• **YOUR OBJECTIVE**: Gather every line that includes the word "distribution", please.

Dataset entries
start

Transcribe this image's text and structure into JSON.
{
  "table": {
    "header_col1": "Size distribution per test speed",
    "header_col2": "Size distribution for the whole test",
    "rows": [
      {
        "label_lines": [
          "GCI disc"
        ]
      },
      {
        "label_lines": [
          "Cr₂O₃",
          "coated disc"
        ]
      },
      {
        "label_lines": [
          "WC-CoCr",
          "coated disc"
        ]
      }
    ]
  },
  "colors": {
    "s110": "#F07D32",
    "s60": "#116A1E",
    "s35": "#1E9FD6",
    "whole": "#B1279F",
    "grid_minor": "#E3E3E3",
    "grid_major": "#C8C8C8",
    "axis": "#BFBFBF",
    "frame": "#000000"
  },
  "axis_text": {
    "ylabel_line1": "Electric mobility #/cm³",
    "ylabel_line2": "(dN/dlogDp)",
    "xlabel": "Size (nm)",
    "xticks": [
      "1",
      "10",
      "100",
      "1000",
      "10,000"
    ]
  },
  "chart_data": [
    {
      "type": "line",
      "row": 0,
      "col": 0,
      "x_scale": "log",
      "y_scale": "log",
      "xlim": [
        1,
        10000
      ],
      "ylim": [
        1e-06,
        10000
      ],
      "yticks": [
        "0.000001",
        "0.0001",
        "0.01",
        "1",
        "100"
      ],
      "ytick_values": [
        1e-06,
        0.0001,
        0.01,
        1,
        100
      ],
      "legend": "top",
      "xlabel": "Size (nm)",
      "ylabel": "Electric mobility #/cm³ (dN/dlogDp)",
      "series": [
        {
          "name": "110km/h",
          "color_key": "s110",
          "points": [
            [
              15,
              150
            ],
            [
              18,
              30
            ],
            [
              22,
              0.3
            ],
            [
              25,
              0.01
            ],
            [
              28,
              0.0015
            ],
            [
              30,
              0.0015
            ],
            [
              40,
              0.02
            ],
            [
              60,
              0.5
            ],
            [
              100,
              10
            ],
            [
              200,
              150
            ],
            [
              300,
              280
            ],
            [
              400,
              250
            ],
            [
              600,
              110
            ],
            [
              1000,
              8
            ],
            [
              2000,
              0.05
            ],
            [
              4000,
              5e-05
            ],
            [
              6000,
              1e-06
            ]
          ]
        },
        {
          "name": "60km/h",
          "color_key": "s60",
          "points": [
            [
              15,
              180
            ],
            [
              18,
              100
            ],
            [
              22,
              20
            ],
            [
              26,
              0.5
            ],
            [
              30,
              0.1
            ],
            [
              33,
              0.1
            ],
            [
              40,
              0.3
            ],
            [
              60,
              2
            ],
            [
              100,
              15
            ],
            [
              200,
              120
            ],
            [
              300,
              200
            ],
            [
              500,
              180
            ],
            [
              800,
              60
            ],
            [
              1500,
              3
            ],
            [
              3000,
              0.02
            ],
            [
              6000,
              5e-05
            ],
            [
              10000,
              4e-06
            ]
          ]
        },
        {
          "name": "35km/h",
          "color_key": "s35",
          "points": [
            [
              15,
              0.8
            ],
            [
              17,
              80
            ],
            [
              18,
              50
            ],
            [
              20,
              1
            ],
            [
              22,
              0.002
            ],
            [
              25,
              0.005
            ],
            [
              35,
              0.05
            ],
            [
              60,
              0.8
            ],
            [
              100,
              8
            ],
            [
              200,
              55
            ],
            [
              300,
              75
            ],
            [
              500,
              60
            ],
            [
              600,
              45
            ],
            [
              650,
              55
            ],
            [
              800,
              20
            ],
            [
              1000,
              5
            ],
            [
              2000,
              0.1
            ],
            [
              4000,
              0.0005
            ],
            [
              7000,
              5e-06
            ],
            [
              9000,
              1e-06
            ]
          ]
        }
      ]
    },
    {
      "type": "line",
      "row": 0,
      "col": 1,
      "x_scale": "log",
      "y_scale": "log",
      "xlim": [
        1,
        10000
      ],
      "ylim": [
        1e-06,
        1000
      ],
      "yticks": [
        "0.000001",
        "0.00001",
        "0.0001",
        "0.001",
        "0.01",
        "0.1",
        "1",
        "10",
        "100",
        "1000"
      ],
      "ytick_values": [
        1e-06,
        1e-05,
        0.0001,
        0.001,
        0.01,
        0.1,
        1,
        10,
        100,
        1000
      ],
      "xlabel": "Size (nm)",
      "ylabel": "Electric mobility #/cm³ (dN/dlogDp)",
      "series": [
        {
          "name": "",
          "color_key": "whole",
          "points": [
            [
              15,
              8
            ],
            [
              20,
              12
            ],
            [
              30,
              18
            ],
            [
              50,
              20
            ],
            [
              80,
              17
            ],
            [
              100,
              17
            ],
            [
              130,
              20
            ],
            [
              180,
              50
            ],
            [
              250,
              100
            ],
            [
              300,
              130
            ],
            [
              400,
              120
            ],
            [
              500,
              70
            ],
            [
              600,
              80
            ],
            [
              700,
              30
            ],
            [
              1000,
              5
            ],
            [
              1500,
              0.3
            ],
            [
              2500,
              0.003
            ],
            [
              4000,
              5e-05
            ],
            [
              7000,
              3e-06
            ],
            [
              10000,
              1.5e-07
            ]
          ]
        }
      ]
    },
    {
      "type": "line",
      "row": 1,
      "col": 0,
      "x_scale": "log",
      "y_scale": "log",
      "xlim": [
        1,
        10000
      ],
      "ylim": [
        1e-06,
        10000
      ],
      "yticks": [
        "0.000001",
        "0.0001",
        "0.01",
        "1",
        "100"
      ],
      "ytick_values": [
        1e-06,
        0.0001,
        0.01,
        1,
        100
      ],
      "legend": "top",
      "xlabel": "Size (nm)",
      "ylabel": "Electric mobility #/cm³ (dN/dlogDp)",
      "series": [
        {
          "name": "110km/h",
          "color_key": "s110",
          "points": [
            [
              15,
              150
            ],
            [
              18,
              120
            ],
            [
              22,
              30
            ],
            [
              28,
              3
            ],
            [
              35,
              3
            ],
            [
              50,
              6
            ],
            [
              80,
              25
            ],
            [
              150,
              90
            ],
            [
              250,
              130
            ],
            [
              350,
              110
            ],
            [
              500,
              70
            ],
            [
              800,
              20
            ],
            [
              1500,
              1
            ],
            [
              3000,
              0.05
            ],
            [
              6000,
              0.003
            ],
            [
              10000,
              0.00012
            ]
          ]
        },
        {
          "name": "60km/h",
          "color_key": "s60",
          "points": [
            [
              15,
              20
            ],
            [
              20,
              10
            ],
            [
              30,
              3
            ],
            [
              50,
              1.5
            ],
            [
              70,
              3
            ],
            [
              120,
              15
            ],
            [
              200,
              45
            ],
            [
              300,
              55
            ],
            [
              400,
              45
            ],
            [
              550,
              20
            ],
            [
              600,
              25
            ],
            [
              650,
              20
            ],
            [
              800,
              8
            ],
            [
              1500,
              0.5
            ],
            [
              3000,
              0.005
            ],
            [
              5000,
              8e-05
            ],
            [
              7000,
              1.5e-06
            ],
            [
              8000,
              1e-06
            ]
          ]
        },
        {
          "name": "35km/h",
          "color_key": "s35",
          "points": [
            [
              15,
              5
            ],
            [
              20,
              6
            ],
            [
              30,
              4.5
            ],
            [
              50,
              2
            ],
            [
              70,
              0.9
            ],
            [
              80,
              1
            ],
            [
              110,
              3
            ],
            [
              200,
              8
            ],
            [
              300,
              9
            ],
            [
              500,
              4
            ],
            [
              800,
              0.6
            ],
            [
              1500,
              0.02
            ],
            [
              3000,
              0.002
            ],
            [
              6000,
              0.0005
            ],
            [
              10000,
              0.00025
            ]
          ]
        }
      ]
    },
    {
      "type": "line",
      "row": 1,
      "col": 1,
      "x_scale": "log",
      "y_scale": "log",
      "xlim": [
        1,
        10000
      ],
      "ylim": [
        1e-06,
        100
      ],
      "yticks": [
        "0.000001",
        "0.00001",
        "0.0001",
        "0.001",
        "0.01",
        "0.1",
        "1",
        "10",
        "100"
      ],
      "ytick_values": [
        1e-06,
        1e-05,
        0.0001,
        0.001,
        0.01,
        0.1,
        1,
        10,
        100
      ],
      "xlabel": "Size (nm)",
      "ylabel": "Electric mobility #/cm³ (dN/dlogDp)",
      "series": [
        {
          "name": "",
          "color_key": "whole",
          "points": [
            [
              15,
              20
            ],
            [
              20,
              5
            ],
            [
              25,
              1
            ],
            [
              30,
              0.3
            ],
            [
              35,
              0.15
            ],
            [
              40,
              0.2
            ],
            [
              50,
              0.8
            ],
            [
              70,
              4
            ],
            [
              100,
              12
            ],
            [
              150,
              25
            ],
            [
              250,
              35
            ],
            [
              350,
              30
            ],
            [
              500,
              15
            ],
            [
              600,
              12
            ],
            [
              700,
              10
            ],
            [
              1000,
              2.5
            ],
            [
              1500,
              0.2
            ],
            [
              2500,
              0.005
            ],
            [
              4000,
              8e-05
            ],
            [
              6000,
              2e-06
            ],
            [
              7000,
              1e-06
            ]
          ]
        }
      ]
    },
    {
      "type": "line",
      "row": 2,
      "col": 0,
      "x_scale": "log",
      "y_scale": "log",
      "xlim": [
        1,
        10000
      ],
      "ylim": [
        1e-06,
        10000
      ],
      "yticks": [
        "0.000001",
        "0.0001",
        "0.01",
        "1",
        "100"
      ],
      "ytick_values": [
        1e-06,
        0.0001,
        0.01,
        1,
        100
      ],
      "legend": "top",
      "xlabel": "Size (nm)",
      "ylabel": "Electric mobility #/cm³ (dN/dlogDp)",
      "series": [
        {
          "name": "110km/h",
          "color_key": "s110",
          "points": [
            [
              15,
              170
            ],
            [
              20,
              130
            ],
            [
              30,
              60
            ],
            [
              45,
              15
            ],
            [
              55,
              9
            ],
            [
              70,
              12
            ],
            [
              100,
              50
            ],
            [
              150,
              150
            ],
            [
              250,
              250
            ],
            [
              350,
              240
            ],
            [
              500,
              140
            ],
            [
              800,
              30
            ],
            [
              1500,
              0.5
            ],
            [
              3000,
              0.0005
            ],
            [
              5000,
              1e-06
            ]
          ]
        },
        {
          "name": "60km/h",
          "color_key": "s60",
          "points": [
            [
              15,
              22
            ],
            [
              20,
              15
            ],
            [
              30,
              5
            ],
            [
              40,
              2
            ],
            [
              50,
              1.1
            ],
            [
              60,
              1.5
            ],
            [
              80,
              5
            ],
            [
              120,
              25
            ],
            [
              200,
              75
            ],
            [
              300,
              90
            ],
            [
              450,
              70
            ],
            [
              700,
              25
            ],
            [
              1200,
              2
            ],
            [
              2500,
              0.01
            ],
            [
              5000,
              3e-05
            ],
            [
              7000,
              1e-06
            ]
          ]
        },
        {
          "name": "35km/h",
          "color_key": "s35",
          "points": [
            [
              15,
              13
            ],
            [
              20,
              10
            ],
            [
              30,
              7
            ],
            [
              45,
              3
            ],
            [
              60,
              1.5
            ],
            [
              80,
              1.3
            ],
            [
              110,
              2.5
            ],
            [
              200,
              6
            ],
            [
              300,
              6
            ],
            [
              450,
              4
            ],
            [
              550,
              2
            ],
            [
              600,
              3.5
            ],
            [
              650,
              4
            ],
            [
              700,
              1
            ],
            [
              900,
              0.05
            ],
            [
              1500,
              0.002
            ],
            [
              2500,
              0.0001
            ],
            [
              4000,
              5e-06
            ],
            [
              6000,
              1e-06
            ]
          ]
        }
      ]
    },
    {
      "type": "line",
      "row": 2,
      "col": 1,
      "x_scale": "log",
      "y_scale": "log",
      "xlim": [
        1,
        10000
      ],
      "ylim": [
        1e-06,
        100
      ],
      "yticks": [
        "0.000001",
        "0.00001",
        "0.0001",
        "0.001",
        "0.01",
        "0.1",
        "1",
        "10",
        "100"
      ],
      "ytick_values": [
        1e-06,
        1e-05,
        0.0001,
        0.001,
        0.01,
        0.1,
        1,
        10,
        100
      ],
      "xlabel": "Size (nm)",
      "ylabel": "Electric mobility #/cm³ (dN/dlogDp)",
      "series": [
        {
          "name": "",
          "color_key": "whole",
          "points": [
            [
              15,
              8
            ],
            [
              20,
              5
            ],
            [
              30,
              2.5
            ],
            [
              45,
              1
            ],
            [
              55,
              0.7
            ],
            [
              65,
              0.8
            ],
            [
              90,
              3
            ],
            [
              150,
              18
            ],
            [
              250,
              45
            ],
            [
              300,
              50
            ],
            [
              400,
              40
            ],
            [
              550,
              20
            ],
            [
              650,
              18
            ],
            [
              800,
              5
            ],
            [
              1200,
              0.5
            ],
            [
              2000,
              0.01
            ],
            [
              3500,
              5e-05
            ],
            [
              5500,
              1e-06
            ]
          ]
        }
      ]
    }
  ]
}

end

• **EXERCISE SOLUTION**:
    "header_col1": "Size distribution per test speed",
    "header_col2": "Size distribution for the whole test",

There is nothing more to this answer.